**Recorded information:**
-.-.-
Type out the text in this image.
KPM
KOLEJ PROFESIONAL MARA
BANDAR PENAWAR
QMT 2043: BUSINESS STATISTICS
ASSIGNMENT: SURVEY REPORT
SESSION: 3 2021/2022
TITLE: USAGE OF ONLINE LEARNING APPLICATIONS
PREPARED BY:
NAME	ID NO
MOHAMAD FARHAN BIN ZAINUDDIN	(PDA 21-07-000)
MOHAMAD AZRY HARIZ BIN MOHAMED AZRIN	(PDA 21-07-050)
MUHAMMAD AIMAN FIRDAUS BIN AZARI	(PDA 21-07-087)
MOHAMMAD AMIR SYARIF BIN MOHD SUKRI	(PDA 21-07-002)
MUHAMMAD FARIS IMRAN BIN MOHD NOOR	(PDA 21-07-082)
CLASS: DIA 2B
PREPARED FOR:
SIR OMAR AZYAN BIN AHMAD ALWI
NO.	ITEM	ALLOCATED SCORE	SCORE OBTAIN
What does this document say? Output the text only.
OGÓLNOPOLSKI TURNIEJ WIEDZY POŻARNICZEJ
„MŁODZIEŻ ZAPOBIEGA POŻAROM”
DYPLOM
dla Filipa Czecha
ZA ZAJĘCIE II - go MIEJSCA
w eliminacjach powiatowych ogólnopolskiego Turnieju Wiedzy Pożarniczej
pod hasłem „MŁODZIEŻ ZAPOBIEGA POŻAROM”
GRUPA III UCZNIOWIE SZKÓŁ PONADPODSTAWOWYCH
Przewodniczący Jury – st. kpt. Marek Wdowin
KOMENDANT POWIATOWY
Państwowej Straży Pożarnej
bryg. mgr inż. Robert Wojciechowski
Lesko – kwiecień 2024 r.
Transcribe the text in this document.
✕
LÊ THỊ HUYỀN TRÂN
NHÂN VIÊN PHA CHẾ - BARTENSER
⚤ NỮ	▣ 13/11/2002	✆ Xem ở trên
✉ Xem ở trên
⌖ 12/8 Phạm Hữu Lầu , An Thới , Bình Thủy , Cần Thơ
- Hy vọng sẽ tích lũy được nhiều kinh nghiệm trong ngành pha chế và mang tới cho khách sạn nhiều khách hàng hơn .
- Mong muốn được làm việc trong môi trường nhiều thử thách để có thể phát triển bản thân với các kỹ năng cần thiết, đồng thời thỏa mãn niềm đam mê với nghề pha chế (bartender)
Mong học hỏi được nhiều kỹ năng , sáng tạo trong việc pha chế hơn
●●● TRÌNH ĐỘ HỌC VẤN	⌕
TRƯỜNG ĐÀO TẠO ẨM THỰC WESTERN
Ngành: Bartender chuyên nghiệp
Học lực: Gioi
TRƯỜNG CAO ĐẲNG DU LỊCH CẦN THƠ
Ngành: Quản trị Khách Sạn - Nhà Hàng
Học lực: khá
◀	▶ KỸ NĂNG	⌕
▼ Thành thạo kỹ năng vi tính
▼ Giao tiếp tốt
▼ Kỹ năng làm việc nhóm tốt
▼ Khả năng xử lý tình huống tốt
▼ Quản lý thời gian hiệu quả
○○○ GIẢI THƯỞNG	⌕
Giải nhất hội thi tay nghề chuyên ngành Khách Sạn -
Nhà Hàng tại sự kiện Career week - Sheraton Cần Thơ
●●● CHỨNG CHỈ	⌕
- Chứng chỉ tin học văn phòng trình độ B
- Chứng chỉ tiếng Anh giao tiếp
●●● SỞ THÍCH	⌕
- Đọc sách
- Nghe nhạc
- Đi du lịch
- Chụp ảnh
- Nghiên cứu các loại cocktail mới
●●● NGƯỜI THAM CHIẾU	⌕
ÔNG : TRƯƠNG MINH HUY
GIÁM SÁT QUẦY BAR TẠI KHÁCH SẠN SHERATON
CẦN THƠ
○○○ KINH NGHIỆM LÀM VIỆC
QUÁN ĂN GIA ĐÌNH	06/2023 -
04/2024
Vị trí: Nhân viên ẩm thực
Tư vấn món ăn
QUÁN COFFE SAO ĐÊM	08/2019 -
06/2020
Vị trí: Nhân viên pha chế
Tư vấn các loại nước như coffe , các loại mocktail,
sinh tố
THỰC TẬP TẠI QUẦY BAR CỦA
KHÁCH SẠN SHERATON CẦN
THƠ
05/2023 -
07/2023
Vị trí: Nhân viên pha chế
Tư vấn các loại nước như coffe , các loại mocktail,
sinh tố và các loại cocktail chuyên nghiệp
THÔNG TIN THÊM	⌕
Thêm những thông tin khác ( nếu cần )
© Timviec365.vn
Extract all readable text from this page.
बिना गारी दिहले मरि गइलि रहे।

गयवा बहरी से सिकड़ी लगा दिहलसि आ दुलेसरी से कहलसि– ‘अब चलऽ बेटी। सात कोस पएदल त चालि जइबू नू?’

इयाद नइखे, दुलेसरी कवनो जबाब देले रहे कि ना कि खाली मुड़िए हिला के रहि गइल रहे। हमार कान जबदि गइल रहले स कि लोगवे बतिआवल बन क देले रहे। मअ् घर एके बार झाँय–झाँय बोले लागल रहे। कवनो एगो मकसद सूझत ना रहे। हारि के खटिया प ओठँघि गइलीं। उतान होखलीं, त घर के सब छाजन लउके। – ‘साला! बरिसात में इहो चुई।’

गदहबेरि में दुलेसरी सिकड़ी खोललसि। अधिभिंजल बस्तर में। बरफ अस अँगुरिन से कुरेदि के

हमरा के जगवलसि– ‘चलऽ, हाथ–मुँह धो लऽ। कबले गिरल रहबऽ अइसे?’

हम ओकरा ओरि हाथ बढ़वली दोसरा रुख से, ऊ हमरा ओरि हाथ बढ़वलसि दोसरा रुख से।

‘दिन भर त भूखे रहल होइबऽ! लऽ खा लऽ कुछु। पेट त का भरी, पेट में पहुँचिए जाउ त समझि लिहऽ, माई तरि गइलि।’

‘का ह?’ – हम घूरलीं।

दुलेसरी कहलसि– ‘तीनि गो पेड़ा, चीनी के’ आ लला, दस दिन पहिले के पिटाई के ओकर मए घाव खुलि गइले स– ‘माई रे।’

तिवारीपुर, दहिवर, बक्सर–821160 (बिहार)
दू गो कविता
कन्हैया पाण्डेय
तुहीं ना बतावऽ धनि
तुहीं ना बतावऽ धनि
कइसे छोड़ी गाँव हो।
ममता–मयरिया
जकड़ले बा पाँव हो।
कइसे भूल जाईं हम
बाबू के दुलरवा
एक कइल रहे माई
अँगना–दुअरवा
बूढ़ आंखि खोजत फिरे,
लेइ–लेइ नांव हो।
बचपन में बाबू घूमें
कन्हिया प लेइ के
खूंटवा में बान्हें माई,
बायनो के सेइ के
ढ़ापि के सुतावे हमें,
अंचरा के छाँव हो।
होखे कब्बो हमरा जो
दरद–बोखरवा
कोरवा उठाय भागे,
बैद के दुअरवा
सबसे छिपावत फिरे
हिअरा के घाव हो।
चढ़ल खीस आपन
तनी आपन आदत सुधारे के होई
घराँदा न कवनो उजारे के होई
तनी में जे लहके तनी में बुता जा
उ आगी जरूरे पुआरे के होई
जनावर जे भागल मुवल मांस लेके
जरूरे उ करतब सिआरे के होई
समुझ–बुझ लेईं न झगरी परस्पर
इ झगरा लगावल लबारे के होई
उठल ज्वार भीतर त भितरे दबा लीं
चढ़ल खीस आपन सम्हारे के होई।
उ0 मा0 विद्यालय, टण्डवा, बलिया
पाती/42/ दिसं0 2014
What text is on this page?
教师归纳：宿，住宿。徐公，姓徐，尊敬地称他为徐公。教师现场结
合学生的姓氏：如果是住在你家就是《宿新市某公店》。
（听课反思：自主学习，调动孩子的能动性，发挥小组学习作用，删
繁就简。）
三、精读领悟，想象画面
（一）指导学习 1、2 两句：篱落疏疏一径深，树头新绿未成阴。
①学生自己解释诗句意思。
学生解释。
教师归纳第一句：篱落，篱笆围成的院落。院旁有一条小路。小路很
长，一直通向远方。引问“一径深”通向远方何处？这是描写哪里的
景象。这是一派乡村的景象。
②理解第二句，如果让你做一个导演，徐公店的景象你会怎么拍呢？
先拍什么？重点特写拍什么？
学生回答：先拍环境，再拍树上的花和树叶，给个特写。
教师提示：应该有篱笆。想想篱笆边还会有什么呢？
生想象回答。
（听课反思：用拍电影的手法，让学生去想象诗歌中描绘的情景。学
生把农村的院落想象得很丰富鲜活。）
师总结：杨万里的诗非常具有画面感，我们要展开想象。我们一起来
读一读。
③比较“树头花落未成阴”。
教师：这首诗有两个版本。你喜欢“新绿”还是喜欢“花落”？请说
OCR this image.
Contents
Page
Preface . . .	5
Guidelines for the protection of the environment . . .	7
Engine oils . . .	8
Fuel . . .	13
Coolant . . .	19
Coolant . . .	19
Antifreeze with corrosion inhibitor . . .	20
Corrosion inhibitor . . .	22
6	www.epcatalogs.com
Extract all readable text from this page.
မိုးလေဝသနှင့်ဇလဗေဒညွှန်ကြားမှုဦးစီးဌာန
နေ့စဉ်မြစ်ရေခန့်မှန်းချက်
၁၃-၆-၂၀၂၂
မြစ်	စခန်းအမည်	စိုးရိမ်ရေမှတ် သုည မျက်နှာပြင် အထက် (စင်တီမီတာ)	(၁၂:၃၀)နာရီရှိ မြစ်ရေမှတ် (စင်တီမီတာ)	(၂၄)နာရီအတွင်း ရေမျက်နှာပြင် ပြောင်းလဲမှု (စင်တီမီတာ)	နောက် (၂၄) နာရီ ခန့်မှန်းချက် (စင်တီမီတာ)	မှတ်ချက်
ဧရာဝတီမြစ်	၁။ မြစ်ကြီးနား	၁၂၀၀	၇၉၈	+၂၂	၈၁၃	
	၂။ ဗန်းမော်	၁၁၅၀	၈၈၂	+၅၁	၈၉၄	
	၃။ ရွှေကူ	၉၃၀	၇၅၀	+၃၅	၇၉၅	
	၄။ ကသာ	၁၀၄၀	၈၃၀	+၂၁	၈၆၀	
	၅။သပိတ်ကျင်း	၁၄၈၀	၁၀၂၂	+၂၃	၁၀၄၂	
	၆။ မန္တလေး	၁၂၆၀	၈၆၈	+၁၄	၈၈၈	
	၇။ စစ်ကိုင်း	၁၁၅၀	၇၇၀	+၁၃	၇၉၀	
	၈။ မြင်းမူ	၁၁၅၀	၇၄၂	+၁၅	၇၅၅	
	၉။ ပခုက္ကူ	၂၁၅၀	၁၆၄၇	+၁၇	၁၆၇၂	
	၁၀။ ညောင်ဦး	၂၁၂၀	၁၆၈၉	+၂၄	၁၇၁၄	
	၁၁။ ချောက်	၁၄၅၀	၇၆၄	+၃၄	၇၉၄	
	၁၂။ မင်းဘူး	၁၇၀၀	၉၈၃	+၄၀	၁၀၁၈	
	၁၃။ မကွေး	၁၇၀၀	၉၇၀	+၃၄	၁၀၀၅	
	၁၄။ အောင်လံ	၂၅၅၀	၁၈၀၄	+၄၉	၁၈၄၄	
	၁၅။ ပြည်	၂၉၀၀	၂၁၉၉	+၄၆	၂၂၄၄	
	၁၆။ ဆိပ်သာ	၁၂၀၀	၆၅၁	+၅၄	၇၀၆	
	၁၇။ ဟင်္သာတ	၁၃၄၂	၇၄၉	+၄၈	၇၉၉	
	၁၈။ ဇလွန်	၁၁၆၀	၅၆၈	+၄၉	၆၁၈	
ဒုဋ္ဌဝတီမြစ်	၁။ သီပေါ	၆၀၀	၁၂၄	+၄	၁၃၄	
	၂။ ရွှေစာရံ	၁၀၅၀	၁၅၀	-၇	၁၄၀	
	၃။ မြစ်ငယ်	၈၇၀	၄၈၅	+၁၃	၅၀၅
-.-.-
Write down every line of the data above that includes the string "Quản".

Ngành: Quản trị Khách Sạn - Nhà Hàng
▼ Quản lý thời gian hiệu quả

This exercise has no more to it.